-- BEGIN --

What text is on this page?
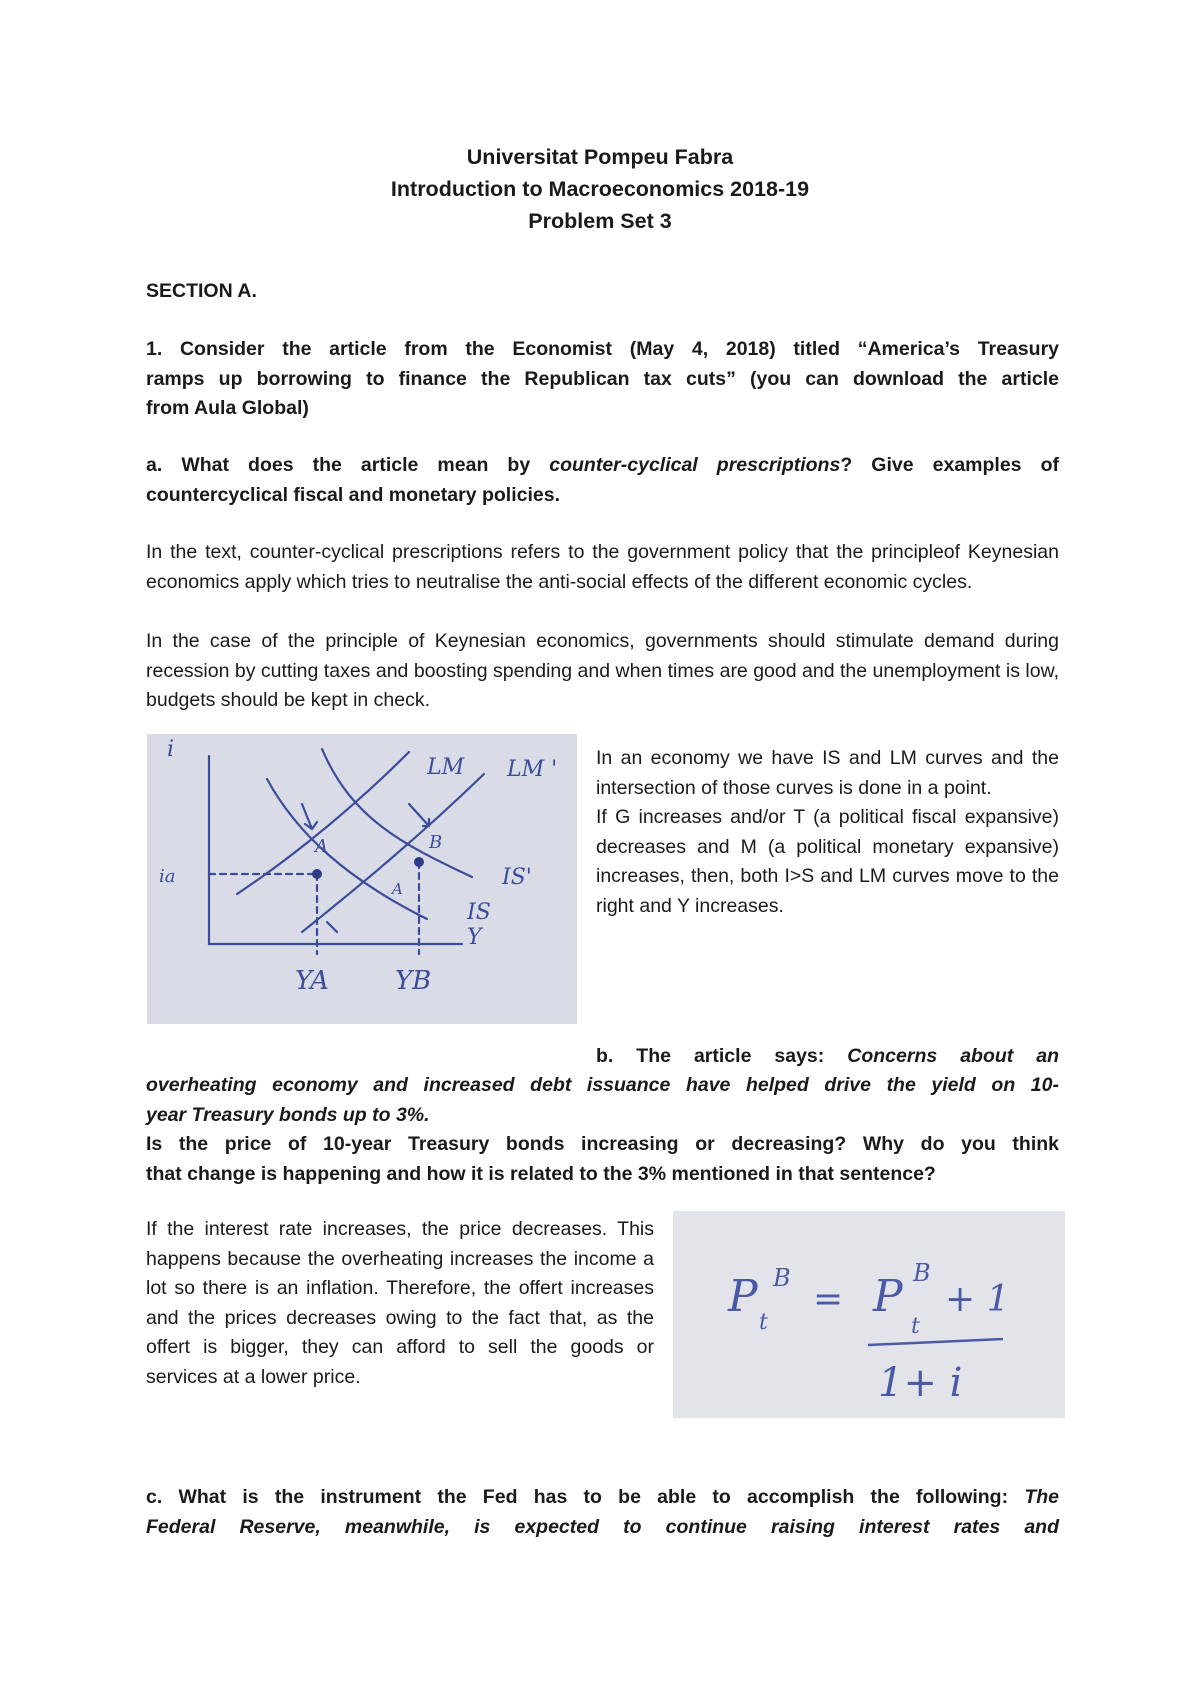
Universitat Pompeu Fabra
Introduction to Macroeconomics 2018-19
Problem Set 3
SECTION A.
1. Consider the article from the Economist (May 4, 2018) titled “America’s Treasury
ramps up borrowing to finance the Republican tax cuts” (you can download the article
from Aula Global)
a. What does the article mean by counter-cyclical prescriptions? Give examples of
countercyclical fiscal and monetary policies.
In the text, counter-cyclical prescriptions refers to the government policy that the principleof Keynesian economics apply which tries to neutralise the anti-social effects of the different economic cycles.
In the case of the principle of Keynesian economics, governments should stimulate demand during recession by cutting taxes and boosting spending and when times are good and the unemployment is low, budgets should be kept in check.
i
ia
LM LM '
A	B
IS'
IS
Y
YA	YB
A
In an economy we have IS and LM curves and the intersection of those curves is done in a point.
If G increases and/or T (a political fiscal expansive) decreases and M (a political monetary expansive) increases, then, both I>S and LM curves move to the right and Y increases.
b. The article says: Concerns about an
overheating economy and increased debt issuance have helped drive the yield on 10-
year Treasury bonds up to 3%.
Is the price of 10-year Treasury bonds increasing or decreasing? Why do you think
that change is happening and how it is related to the 3% mentioned in that sentence?
If the interest rate increases, the price decreases. This happens because the overheating increases the income a lot so there is an inflation. Therefore, the offert increases and the prices decreases owing to the fact that, as the offert is bigger, they can afford to sell the goods or services at a lower price.
P
t
B
= P
t
B
+ 1
1+ i
c. What is the instrument the Fed has to be able to accomplish the following: The
Federal Reserve, meanwhile, is expected to continue raising interest rates and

-- END --

**What is expected**
Print the listing above in full, exactly as written. Omit any pictures.

**Exercise answer**
What text is on this page?
Universitat Pompeu Fabra
Introduction to Macroeconomics 2018-19
Problem Set 3
SECTION A.
1. Consider the article from the Economist (May 4, 2018) titled “America’s Treasury
ramps up borrowing to finance the Republican tax cuts” (you can download the article
from Aula Global)
a. What does the article mean by counter-cyclical prescriptions? Give examples of
countercyclical fiscal and monetary policies.
In the text, counter-cyclical prescriptions refers to the government policy that the principleof Keynesian economics apply which tries to neutralise the anti-social effects of the different economic cycles.
In the case of the principle of Keynesian economics, governments should stimulate demand during recession by cutting taxes and boosting spending and when times are good and the unemployment is low, budgets should be kept in check.
i
ia
LM LM '
A	B
IS'
IS
Y
YA	YB
A
In an economy we have IS and LM curves and the intersection of those curves is done in a point.
If G increases and/or T (a political fiscal expansive) decreases and M (a political monetary expansive) increases, then, both I>S and LM curves move to the right and Y increases.
b. The article says: Concerns about an
overheating economy and increased debt issuance have helped drive the yield on 10-
year Treasury bonds up to 3%.
Is the price of 10-year Treasury bonds increasing or decreasing? Why do you think
that change is happening and how it is related to the 3% mentioned in that sentence?
If the interest rate increases, the price decreases. This happens because the overheating increases the income a lot so there is an inflation. Therefore, the offert increases and the prices decreases owing to the fact that, as the offert is bigger, they can afford to sell the goods or services at a lower price.
P
t
B
= P
t
B
+ 1
1+ i
c. What is the instrument the Fed has to be able to accomplish the following: The
Federal Reserve, meanwhile, is expected to continue raising interest rates and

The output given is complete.